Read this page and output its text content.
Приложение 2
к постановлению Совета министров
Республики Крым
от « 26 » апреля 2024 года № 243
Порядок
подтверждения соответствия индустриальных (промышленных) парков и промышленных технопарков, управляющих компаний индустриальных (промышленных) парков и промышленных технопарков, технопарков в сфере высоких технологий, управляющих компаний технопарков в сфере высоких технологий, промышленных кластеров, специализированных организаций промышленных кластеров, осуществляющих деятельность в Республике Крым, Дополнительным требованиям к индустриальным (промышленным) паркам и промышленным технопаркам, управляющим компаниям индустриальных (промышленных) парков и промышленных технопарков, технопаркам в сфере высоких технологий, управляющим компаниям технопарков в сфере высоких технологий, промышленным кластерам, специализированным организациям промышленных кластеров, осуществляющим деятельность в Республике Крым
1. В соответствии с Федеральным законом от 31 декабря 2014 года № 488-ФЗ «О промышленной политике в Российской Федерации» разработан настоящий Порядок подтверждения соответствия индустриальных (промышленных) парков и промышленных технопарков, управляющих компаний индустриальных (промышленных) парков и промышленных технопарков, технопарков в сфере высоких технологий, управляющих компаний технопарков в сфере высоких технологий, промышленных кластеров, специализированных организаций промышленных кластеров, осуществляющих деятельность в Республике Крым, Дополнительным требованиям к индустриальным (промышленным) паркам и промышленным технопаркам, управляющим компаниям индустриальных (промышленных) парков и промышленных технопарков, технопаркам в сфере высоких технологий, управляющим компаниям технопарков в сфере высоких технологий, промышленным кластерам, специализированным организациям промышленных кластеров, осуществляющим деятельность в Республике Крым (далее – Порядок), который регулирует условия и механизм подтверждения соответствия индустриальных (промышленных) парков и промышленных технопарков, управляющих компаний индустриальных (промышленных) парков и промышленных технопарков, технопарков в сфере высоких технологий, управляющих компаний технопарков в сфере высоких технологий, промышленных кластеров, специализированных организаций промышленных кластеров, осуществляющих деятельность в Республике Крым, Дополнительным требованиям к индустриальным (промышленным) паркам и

____

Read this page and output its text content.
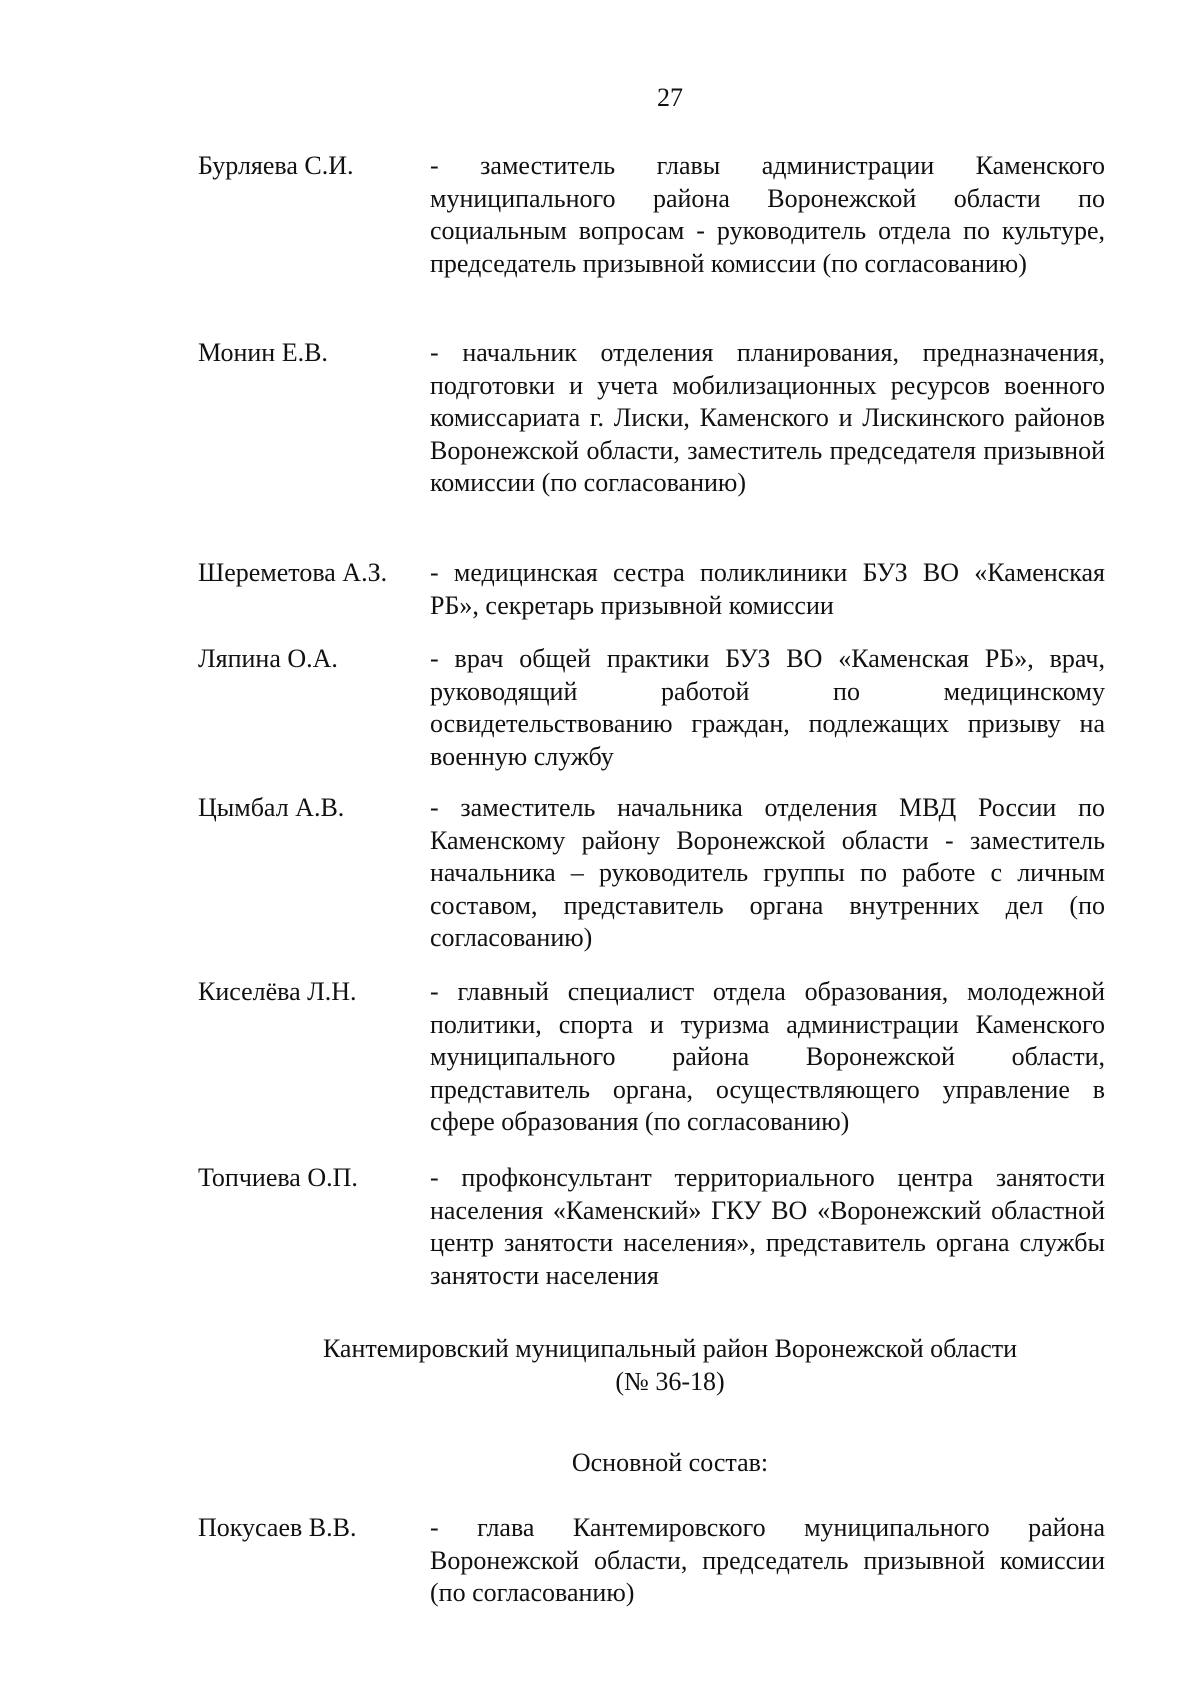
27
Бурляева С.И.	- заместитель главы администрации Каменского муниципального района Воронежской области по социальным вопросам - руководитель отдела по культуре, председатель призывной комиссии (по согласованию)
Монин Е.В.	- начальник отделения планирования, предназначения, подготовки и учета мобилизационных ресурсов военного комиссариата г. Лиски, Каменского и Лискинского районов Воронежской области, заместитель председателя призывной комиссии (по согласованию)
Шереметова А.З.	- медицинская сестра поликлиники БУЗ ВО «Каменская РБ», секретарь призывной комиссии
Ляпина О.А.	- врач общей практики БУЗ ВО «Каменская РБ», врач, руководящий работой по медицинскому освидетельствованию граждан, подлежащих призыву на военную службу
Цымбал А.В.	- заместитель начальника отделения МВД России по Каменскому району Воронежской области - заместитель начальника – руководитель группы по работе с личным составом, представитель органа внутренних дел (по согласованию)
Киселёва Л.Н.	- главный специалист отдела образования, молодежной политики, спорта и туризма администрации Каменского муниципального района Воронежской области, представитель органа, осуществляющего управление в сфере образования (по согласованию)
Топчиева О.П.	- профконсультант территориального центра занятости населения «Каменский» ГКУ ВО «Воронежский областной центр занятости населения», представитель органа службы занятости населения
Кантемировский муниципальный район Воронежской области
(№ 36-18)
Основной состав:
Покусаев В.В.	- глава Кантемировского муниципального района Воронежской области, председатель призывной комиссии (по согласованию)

____

*Work to be completed*: Identify the lines of the data that contain the word "комиссии". Copy each of them.

*Worked answer*:
Бурляева С.И.	- заместитель главы администрации Каменского муниципального района Воронежской области по социальным вопросам - руководитель отдела по культуре, председатель призывной комиссии (по согласованию)
Монин Е.В.	- начальник отделения планирования, предназначения, подготовки и учета мобилизационных ресурсов военного комиссариата г. Лиски, Каменского и Лискинского районов Воронежской области, заместитель председателя призывной комиссии (по согласованию)
Шереметова А.З.	- медицинская сестра поликлиники БУЗ ВО «Каменская РБ», секретарь призывной комиссии
Покусаев В.В.	- глава Кантемировского муниципального района Воронежской области, председатель призывной комиссии (по согласованию)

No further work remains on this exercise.